* Work instructions
Repeat each entry exactly and drop the pictures.
* Begin Exercise inputs *
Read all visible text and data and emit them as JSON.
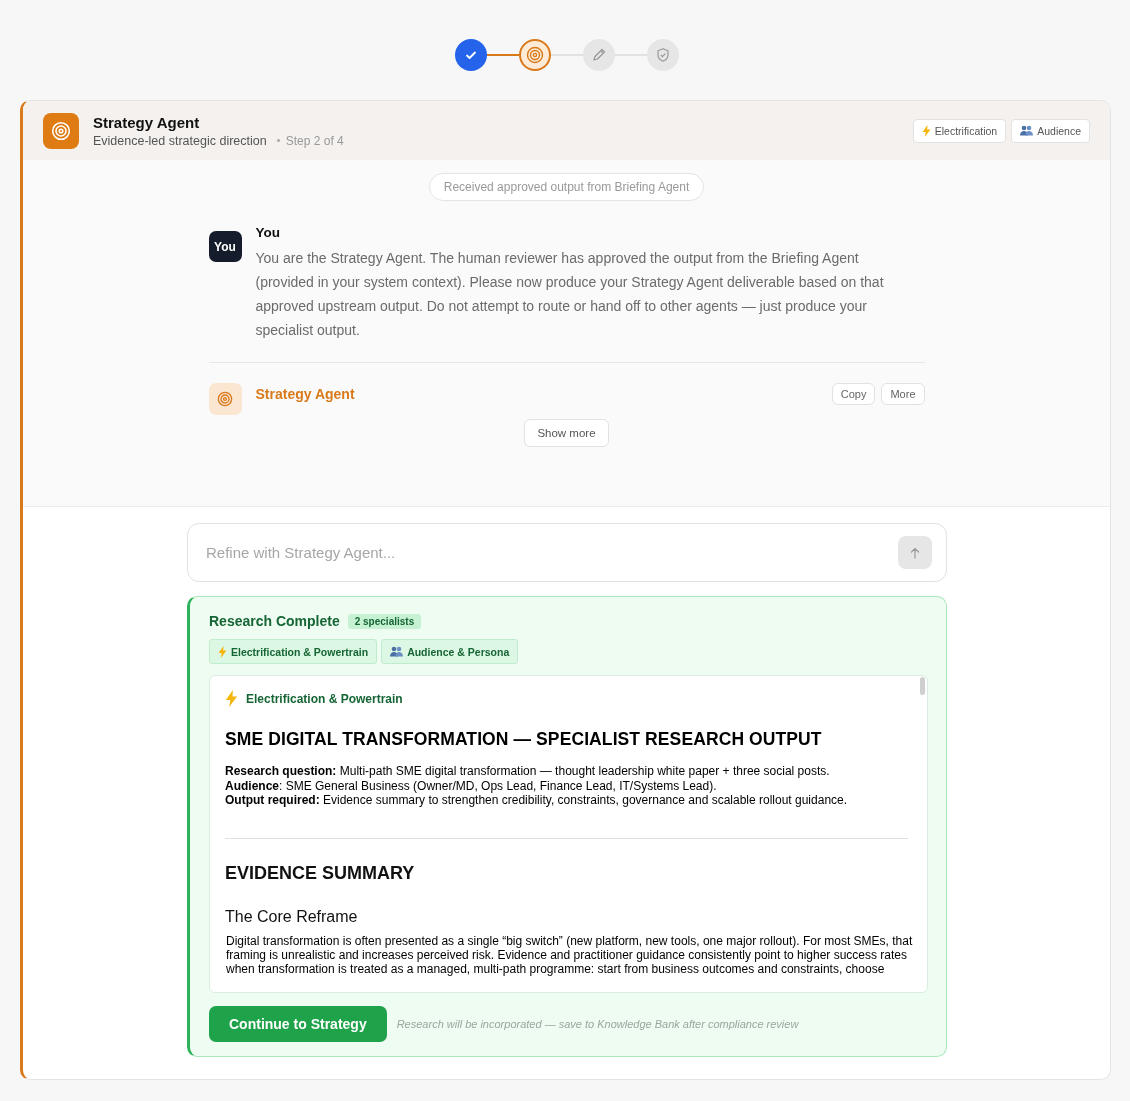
{
  "stepper": [
    {
      "kind": "check",
      "done": true,
      "active": false
    },
    {
      "kind": "target",
      "done": false,
      "active": true
    },
    {
      "kind": "pencil",
      "done": false,
      "active": false
    },
    {
      "kind": "shield",
      "done": false,
      "active": false
    }
  ],
  "agent": {
    "title": "Strategy Agent",
    "subtitle": "Evidence-led strategic direction",
    "step": "Step 2 of 4",
    "tags": [
      {
        "kind": "bolt",
        "label": "Electrification"
      },
      {
        "kind": "people",
        "label": "Audience"
      }
    ]
  },
  "notice": "Received approved output from Briefing Agent",
  "messages": [
    {
      "kind": "user",
      "avatar": "You",
      "author": "You",
      "text": "You are the Strategy Agent. The human reviewer has approved the output from the Briefing Agent (provided in your system context). Please now produce your Strategy Agent deliverable based on that approved upstream output. Do not attempt to route or hand off to other agents — just produce your specialist output."
    },
    {
      "kind": "agent",
      "author": "Strategy Agent",
      "actions": [
        "Copy",
        "More"
      ]
    }
  ],
  "show_more": "Show more",
  "input": {
    "placeholder": "Refine with Strategy Agent...",
    "send_enabled": false
  },
  "research": {
    "title": "Research Complete",
    "badge": "2 specialists",
    "tabs": [
      {
        "kind": "bolt",
        "label": "Electrification & Powertrain"
      },
      {
        "kind": "people",
        "label": "Audience & Persona"
      }
    ],
    "document": {
      "source": {
        "kind": "bolt",
        "label": "Electrification & Powertrain"
      },
      "heading": "SME DIGITAL TRANSFORMATION — SPECIALIST RESEARCH OUTPUT",
      "fields": [
        "**Research question:** Multi-path SME digital transformation — thought leadership white paper + three social posts.",
        "**Audience**: SME General Business (Owner/MD, Ops Lead, Finance Lead, IT/Systems Lead).",
        "**Output required:** Evidence summary to strengthen credibility, constraints, governance and scalable rollout guidance."
      ],
      "section": "EVIDENCE SUMMARY",
      "subheading": "The Core Reframe",
      "paragraph": "Digital transformation is often presented as a single “big switch” (new platform, new tools, one major rollout). For most SMEs, that framing is unrealistic and increases perceived risk. Evidence and practitioner guidance consistently point to higher success rates when transformation is treated as a managed, multi-path programme: start from business outcomes and constraints, choose"
    },
    "button": "Continue to Strategy",
    "note": "Research will be incorporated — save to Knowledge Bank after compliance review"
  }
}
* End Exercise inputs *
* Expected answer
Read all visible text and data and emit them as JSON.
{
  "stepper": [
    {
      "kind": "check",
      "done": true,
      "active": false
    },
    {
      "kind": "target",
      "done": false,
      "active": true
    },
    {
      "kind": "pencil",
      "done": false,
      "active": false
    },
    {
      "kind": "shield",
      "done": false,
      "active": false
    }
  ],
  "agent": {
    "title": "Strategy Agent",
    "subtitle": "Evidence-led strategic direction",
    "step": "Step 2 of 4",
    "tags": [
      {
        "kind": "bolt",
        "label": "Electrification"
      },
      {
        "kind": "people",
        "label": "Audience"
      }
    ]
  },
  "notice": "Received approved output from Briefing Agent",
  "messages": [
    {
      "kind": "user",
      "avatar": "You",
      "author": "You",
      "text": "You are the Strategy Agent. The human reviewer has approved the output from the Briefing Agent (provided in your system context). Please now produce your Strategy Agent deliverable based on that approved upstream output. Do not attempt to route or hand off to other agents — just produce your specialist output."
    },
    {
      "kind": "agent",
      "author": "Strategy Agent",
      "actions": [
        "Copy",
        "More"
      ]
    }
  ],
  "show_more": "Show more",
  "input": {
    "placeholder": "Refine with Strategy Agent...",
    "send_enabled": false
  },
  "research": {
    "title": "Research Complete",
    "badge": "2 specialists",
    "tabs": [
      {
        "kind": "bolt",
        "label": "Electrification & Powertrain"
      },
      {
        "kind": "people",
        "label": "Audience & Persona"
      }
    ],
    "document": {
      "source": {
        "kind": "bolt",
        "label": "Electrification & Powertrain"
      },
      "heading": "SME DIGITAL TRANSFORMATION — SPECIALIST RESEARCH OUTPUT",
      "fields": [
        "**Research question:** Multi-path SME digital transformation — thought leadership white paper + three social posts.",
        "**Audience**: SME General Business (Owner/MD, Ops Lead, Finance Lead, IT/Systems Lead).",
        "**Output required:** Evidence summary to strengthen credibility, constraints, governance and scalable rollout guidance."
      ],
      "section": "EVIDENCE SUMMARY",
      "subheading": "The Core Reframe",
      "paragraph": "Digital transformation is often presented as a single “big switch” (new platform, new tools, one major rollout). For most SMEs, that framing is unrealistic and increases perceived risk. Evidence and practitioner guidance consistently point to higher success rates when transformation is treated as a managed, multi-path programme: start from business outcomes and constraints, choose"
    },
    "button": "Continue to Strategy",
    "note": "Research will be incorporated — save to Knowledge Bank after compliance review"
  }
}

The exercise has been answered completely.